*** SUPPLIED ENTRIES ***
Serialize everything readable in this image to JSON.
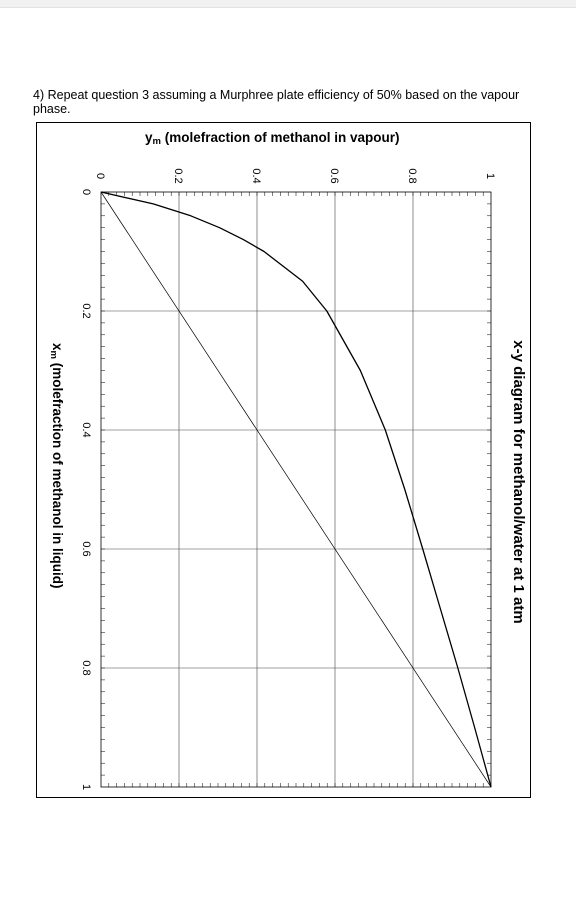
{
  "question": {
    "text": "4) Repeat question 3 assuming a Murphree plate efficiency of 50% based on the vapour phase."
  },
  "chart_data": {
    "type": "line",
    "title": "x-y diagram for methanol/water at 1 atm",
    "xlabel_main": "x",
    "xlabel_sub": "m",
    "xlabel_rest": " (molefraction of methanol in liquid)",
    "ylabel_main": "y",
    "ylabel_sub": "m",
    "ylabel_rest": " (molefraction of methanol in vapour)",
    "xlim": [
      0,
      1
    ],
    "ylim": [
      0,
      1
    ],
    "x_ticks": [
      "0",
      "0.2",
      "0.4",
      "0.6",
      "0.8",
      "1"
    ],
    "y_ticks": [
      "0",
      "0.2",
      "0.4",
      "0.6",
      "0.8",
      "1"
    ],
    "grid": true,
    "orientation": "rotated 90° clockwise",
    "series": [
      {
        "x": [
          0,
          0.02,
          0.04,
          0.06,
          0.08,
          0.1,
          0.15,
          0.2,
          0.3,
          0.4,
          0.5,
          0.6,
          0.7,
          0.8,
          0.9,
          0.95,
          1.0
        ],
        "y": [
          0,
          0.134,
          0.23,
          0.304,
          0.365,
          0.418,
          0.517,
          0.579,
          0.665,
          0.729,
          0.779,
          0.825,
          0.87,
          0.915,
          0.958,
          0.979,
          1.0
        ]
      },
      {
        "x": [
          0,
          1
        ],
        "y": [
          0,
          1
        ]
      }
    ]
  }
}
***
Extract every line containing the string "methanol" from the data above.

■ SOLUTION TO THIS EXERCISE ■
    "title": "x-y diagram for methanol/water at 1 atm",
    "xlabel_rest": " (molefraction of methanol in liquid)",
    "ylabel_rest": " (molefraction of methanol in vapour)",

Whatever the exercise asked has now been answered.